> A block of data
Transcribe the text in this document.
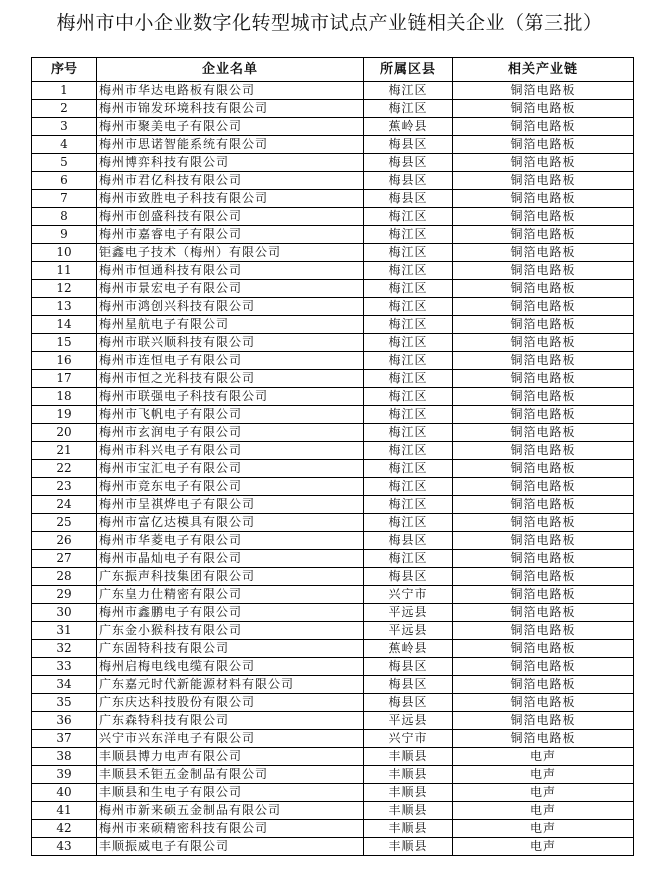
梅州市中小企业数字化转型城市试点产业链相关企业（第三批）
序号	企业名单	所属区县	相关产业链
1	梅州市华达电路板有限公司	梅江区	铜箔电路板
2	梅州市锦发环境科技有限公司	梅江区	铜箔电路板
3	梅州市聚美电子有限公司	蕉岭县	铜箔电路板
4	梅州市思诺智能系统有限公司	梅县区	铜箔电路板
5	梅州博弈科技有限公司	梅县区	铜箔电路板
6	梅州市君亿科技有限公司	梅县区	铜箔电路板
7	梅州市致胜电子科技有限公司	梅县区	铜箔电路板
8	梅州市创盛科技有限公司	梅江区	铜箔电路板
9	梅州市嘉睿电子有限公司	梅江区	铜箔电路板
10	钜鑫电子技术（梅州）有限公司	梅江区	铜箔电路板
11	梅州市恒通科技有限公司	梅江区	铜箔电路板
12	梅州市景宏电子有限公司	梅江区	铜箔电路板
13	梅州市鸿创兴科技有限公司	梅江区	铜箔电路板
14	梅州星航电子有限公司	梅江区	铜箔电路板
15	梅州市联兴顺科技有限公司	梅江区	铜箔电路板
16	梅州市连恒电子有限公司	梅江区	铜箔电路板
17	梅州市恒之光科技有限公司	梅江区	铜箔电路板
18	梅州市联强电子科技有限公司	梅江区	铜箔电路板
19	梅州市飞帆电子有限公司	梅江区	铜箔电路板
20	梅州市玄润电子有限公司	梅江区	铜箔电路板
21	梅州市科兴电子有限公司	梅江区	铜箔电路板
22	梅州市宝汇电子有限公司	梅江区	铜箔电路板
23	梅州市竞东电子有限公司	梅江区	铜箔电路板
24	梅州市呈祺烨电子有限公司	梅江区	铜箔电路板
25	梅州市富亿达模具有限公司	梅江区	铜箔电路板
26	梅州市华菱电子有限公司	梅县区	铜箔电路板
27	梅州市晶灿电子有限公司	梅江区	铜箔电路板
28	广东振声科技集团有限公司	梅县区	铜箔电路板
29	广东皇力仕精密有限公司	兴宁市	铜箔电路板
30	梅州市鑫鹏电子有限公司	平远县	铜箔电路板
31	广东金小猴科技有限公司	平远县	铜箔电路板
32	广东固特科技有限公司	蕉岭县	铜箔电路板
33	梅州启梅电线电缆有限公司	梅县区	铜箔电路板
34	广东嘉元时代新能源材料有限公司	梅县区	铜箔电路板
35	广东庆达科技股份有限公司	梅县区	铜箔电路板
36	广东森特科技有限公司	平远县	铜箔电路板
37	兴宁市兴东洋电子有限公司	兴宁市	铜箔电路板
38	丰顺县博力电声有限公司	丰顺县	电声
39	丰顺县禾钜五金制品有限公司	丰顺县	电声
40	丰顺县和生电子有限公司	丰顺县	电声
41	梅州市新来硕五金制品有限公司	丰顺县	电声
42	梅州市来硕精密科技有限公司	丰顺县	电声
43	丰顺振威电子有限公司	丰顺县	电声
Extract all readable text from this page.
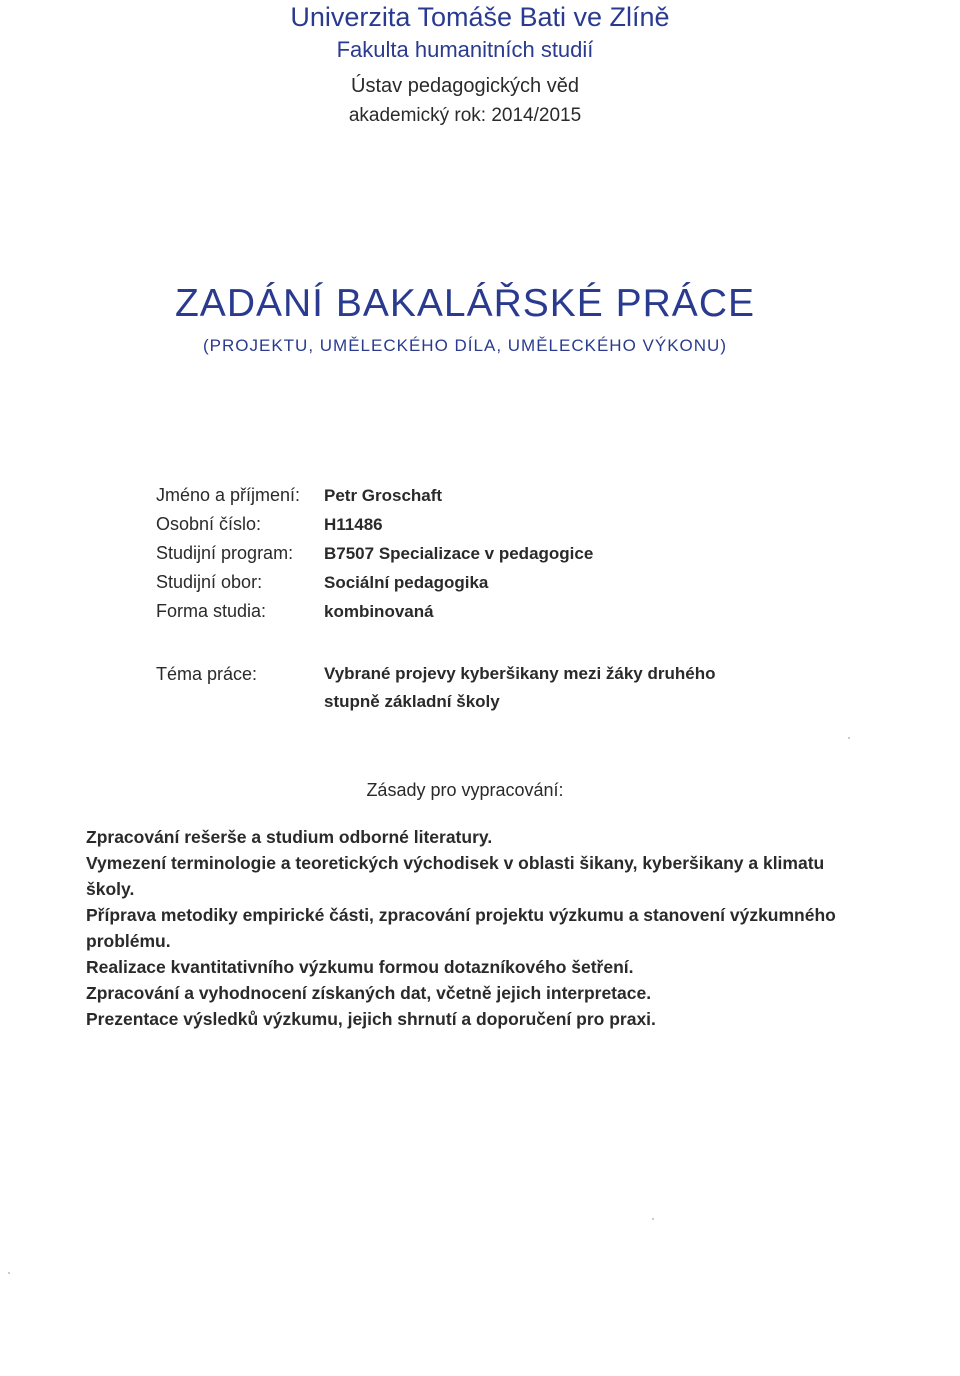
Univerzita Tomáše Bati ve Zlíně
Fakulta humanitních studií
Ústav pedagogických věd
akademický rok: 2014/2015
ZADÁNÍ BAKALÁŘSKÉ PRÁCE
(PROJEKTU, UMĚLECKÉHO DÍLA, UMĚLECKÉHO VÝKONU)
Jméno a příjmení:	Petr Groschaft
Osobní číslo:	H11486
Studijní program:	B7507 Specializace v pedagogice
Studijní obor:	Sociální pedagogika
Forma studia:	kombinovaná
Téma práce:	Vybrané projevy kyberšikany mezi žáky druhého stupně základní školy
Zásady pro vypracování:
Zpracování rešerše a studium odborné literatury.
Vymezení terminologie a teoretických východisek v oblasti šikany, kyberšikany a klimatu školy.
Příprava metodiky empirické části, zpracování projektu výzkumu a stanovení výzkumného problému.
Realizace kvantitativního výzkumu formou dotazníkového šetření.
Zpracování a vyhodnocení získaných dat, včetně jejich interpretace.
Prezentace výsledků výzkumu, jejich shrnutí a doporučení pro praxi.
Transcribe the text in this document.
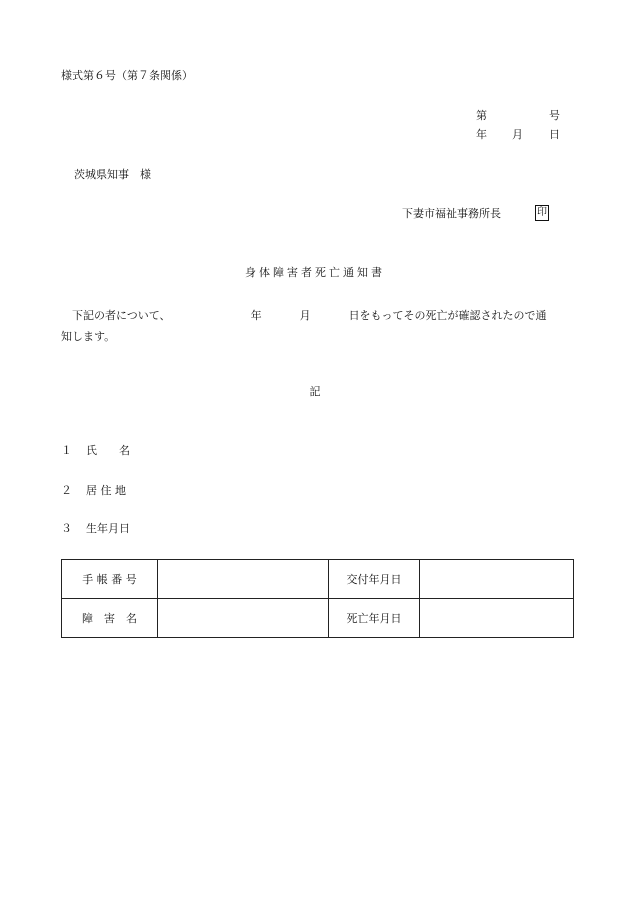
様式第６号（第７条関係）
第	号
年 月 日
茨城県知事　様
下妻市福祉事務所長	印
身体障害者死亡通知書
下記の者について、	年	月	日をもってその死亡が確認されたので通
知します。
記
１ 氏　　名
２ 居 住 地
３ 生年月日
手 帳 番 号		交付年月日	
障　害　名		死亡年月日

> Your goal
Transcribe each line above verbatim, with the pictures left out.

> Task response
Transcribe the text in this document.
梅州市中小企业数字化转型城市试点产业链相关企业（第三批）
序号	企业名单	所属区县	相关产业链
1	梅州市华达电路板有限公司	梅江区	铜箔电路板
2	梅州市锦发环境科技有限公司	梅江区	铜箔电路板
3	梅州市聚美电子有限公司	蕉岭县	铜箔电路板
4	梅州市思诺智能系统有限公司	梅县区	铜箔电路板
5	梅州博弈科技有限公司	梅县区	铜箔电路板
6	梅州市君亿科技有限公司	梅县区	铜箔电路板
7	梅州市致胜电子科技有限公司	梅县区	铜箔电路板
8	梅州市创盛科技有限公司	梅江区	铜箔电路板
9	梅州市嘉睿电子有限公司	梅江区	铜箔电路板
10	钜鑫电子技术（梅州）有限公司	梅江区	铜箔电路板
11	梅州市恒通科技有限公司	梅江区	铜箔电路板
12	梅州市景宏电子有限公司	梅江区	铜箔电路板
13	梅州市鸿创兴科技有限公司	梅江区	铜箔电路板
14	梅州星航电子有限公司	梅江区	铜箔电路板
15	梅州市联兴顺科技有限公司	梅江区	铜箔电路板
16	梅州市连恒电子有限公司	梅江区	铜箔电路板
17	梅州市恒之光科技有限公司	梅江区	铜箔电路板
18	梅州市联强电子科技有限公司	梅江区	铜箔电路板
19	梅州市飞帆电子有限公司	梅江区	铜箔电路板
20	梅州市玄润电子有限公司	梅江区	铜箔电路板
21	梅州市科兴电子有限公司	梅江区	铜箔电路板
22	梅州市宝汇电子有限公司	梅江区	铜箔电路板
23	梅州市竞东电子有限公司	梅江区	铜箔电路板
24	梅州市呈祺烨电子有限公司	梅江区	铜箔电路板
25	梅州市富亿达模具有限公司	梅江区	铜箔电路板
26	梅州市华菱电子有限公司	梅县区	铜箔电路板
27	梅州市晶灿电子有限公司	梅江区	铜箔电路板
28	广东振声科技集团有限公司	梅县区	铜箔电路板
29	广东皇力仕精密有限公司	兴宁市	铜箔电路板
30	梅州市鑫鹏电子有限公司	平远县	铜箔电路板
31	广东金小猴科技有限公司	平远县	铜箔电路板
32	广东固特科技有限公司	蕉岭县	铜箔电路板
33	梅州启梅电线电缆有限公司	梅县区	铜箔电路板
34	广东嘉元时代新能源材料有限公司	梅县区	铜箔电路板
35	广东庆达科技股份有限公司	梅县区	铜箔电路板
36	广东森特科技有限公司	平远县	铜箔电路板
37	兴宁市兴东洋电子有限公司	兴宁市	铜箔电路板
38	丰顺县博力电声有限公司	丰顺县	电声
39	丰顺县禾钜五金制品有限公司	丰顺县	电声
40	丰顺县和生电子有限公司	丰顺县	电声
41	梅州市新来硕五金制品有限公司	丰顺县	电声
42	梅州市来硕精密科技有限公司	丰顺县	电声
43	丰顺振威电子有限公司	丰顺县	电声
Extract all readable text from this page.
Univerzita Tomáše Bati ve Zlíně
Fakulta humanitních studií
Ústav pedagogických věd
akademický rok: 2014/2015
ZADÁNÍ BAKALÁŘSKÉ PRÁCE
(PROJEKTU, UMĚLECKÉHO DÍLA, UMĚLECKÉHO VÝKONU)
Jméno a příjmení:	Petr Groschaft
Osobní číslo:	H11486
Studijní program:	B7507 Specializace v pedagogice
Studijní obor:	Sociální pedagogika
Forma studia:	kombinovaná
Téma práce:	Vybrané projevy kyberšikany mezi žáky druhého stupně základní školy
Zásady pro vypracování:
Zpracování rešerše a studium odborné literatury.
Vymezení terminologie a teoretických východisek v oblasti šikany, kyberšikany a klimatu školy.
Příprava metodiky empirické části, zpracování projektu výzkumu a stanovení výzkumného problému.
Realizace kvantitativního výzkumu formou dotazníkového šetření.
Zpracování a vyhodnocení získaných dat, včetně jejich interpretace.
Prezentace výsledků výzkumu, jejich shrnutí a doporučení pro praxi.
Transcribe the text in this document.
様式第６号（第７条関係）
第	号
年 月 日
茨城県知事　様
下妻市福祉事務所長	印
身体障害者死亡通知書
下記の者について、	年	月	日をもってその死亡が確認されたので通
知します。
記
１ 氏　　名
２ 居 住 地
３ 生年月日
手 帳 番 号		交付年月日	
障　害　名		死亡年月日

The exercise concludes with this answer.